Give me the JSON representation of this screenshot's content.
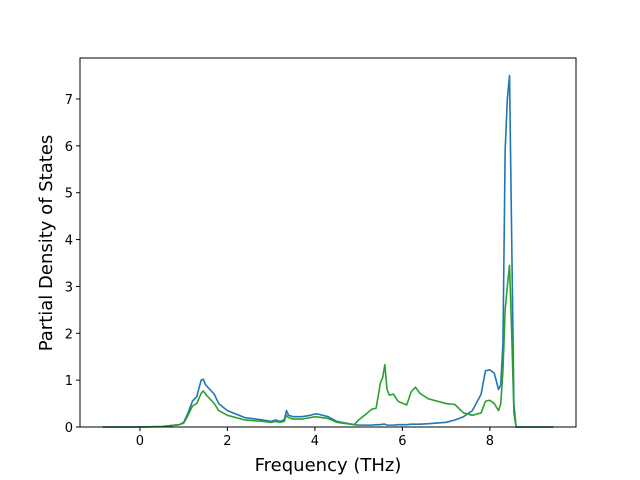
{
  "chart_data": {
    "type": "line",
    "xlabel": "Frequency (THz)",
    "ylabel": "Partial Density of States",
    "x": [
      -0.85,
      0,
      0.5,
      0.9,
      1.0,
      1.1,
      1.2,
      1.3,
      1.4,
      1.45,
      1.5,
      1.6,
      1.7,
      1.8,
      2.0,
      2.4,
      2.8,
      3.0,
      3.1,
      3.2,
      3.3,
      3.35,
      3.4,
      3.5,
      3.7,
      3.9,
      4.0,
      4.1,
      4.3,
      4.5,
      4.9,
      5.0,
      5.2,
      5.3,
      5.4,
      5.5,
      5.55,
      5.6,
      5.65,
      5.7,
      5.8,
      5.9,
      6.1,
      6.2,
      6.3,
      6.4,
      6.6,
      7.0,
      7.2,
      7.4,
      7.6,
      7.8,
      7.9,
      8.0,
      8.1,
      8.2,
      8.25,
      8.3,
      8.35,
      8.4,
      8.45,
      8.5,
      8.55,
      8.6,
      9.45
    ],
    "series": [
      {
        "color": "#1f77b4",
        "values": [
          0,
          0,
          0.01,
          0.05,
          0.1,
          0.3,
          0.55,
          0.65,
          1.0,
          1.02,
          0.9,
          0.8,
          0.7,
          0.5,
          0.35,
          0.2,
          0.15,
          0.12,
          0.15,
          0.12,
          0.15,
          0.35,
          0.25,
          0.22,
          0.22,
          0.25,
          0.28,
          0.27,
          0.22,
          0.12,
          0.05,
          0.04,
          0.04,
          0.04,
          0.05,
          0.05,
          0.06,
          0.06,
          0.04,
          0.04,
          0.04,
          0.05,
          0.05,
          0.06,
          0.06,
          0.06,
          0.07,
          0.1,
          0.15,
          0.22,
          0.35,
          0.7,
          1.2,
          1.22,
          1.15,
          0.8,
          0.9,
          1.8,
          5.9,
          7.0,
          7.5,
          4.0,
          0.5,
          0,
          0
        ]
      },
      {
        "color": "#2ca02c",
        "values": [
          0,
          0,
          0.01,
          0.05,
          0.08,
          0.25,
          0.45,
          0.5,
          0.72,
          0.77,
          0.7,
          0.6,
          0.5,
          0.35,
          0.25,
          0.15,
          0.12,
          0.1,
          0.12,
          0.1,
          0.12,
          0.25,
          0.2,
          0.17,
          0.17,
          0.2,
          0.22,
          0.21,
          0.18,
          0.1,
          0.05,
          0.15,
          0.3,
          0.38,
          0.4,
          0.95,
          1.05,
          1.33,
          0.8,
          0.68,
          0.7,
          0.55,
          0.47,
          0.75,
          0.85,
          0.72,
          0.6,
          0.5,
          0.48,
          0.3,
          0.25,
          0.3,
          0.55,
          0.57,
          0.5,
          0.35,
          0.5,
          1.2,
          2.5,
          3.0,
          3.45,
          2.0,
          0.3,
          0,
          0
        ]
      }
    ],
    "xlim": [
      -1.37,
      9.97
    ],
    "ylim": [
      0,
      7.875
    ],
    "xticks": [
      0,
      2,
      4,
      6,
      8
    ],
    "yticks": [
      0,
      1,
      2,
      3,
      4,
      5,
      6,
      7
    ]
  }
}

*****

EXERCISE OBJECTIVE.
Transcribe each entry precisely as given, leaving the pictures out.

ANSWER TO THE TASK.
Give me the JSON representation of this screenshot's content.
{
  "chart_data": {
    "type": "line",
    "xlabel": "Frequency (THz)",
    "ylabel": "Partial Density of States",
    "x": [
      -0.85,
      0,
      0.5,
      0.9,
      1.0,
      1.1,
      1.2,
      1.3,
      1.4,
      1.45,
      1.5,
      1.6,
      1.7,
      1.8,
      2.0,
      2.4,
      2.8,
      3.0,
      3.1,
      3.2,
      3.3,
      3.35,
      3.4,
      3.5,
      3.7,
      3.9,
      4.0,
      4.1,
      4.3,
      4.5,
      4.9,
      5.0,
      5.2,
      5.3,
      5.4,
      5.5,
      5.55,
      5.6,
      5.65,
      5.7,
      5.8,
      5.9,
      6.1,
      6.2,
      6.3,
      6.4,
      6.6,
      7.0,
      7.2,
      7.4,
      7.6,
      7.8,
      7.9,
      8.0,
      8.1,
      8.2,
      8.25,
      8.3,
      8.35,
      8.4,
      8.45,
      8.5,
      8.55,
      8.6,
      9.45
    ],
    "series": [
      {
        "color": "#1f77b4",
        "values": [
          0,
          0,
          0.01,
          0.05,
          0.1,
          0.3,
          0.55,
          0.65,
          1.0,
          1.02,
          0.9,
          0.8,
          0.7,
          0.5,
          0.35,
          0.2,
          0.15,
          0.12,
          0.15,
          0.12,
          0.15,
          0.35,
          0.25,
          0.22,
          0.22,
          0.25,
          0.28,
          0.27,
          0.22,
          0.12,
          0.05,
          0.04,
          0.04,
          0.04,
          0.05,
          0.05,
          0.06,
          0.06,
          0.04,
          0.04,
          0.04,
          0.05,
          0.05,
          0.06,
          0.06,
          0.06,
          0.07,
          0.1,
          0.15,
          0.22,
          0.35,
          0.7,
          1.2,
          1.22,
          1.15,
          0.8,
          0.9,
          1.8,
          5.9,
          7.0,
          7.5,
          4.0,
          0.5,
          0,
          0
        ]
      },
      {
        "color": "#2ca02c",
        "values": [
          0,
          0,
          0.01,
          0.05,
          0.08,
          0.25,
          0.45,
          0.5,
          0.72,
          0.77,
          0.7,
          0.6,
          0.5,
          0.35,
          0.25,
          0.15,
          0.12,
          0.1,
          0.12,
          0.1,
          0.12,
          0.25,
          0.2,
          0.17,
          0.17,
          0.2,
          0.22,
          0.21,
          0.18,
          0.1,
          0.05,
          0.15,
          0.3,
          0.38,
          0.4,
          0.95,
          1.05,
          1.33,
          0.8,
          0.68,
          0.7,
          0.55,
          0.47,
          0.75,
          0.85,
          0.72,
          0.6,
          0.5,
          0.48,
          0.3,
          0.25,
          0.3,
          0.55,
          0.57,
          0.5,
          0.35,
          0.5,
          1.2,
          2.5,
          3.0,
          3.45,
          2.0,
          0.3,
          0,
          0
        ]
      }
    ],
    "xlim": [
      -1.37,
      9.97
    ],
    "ylim": [
      0,
      7.875
    ],
    "xticks": [
      0,
      2,
      4,
      6,
      8
    ],
    "yticks": [
      0,
      1,
      2,
      3,
      4,
      5,
      6,
      7
    ]
  }
}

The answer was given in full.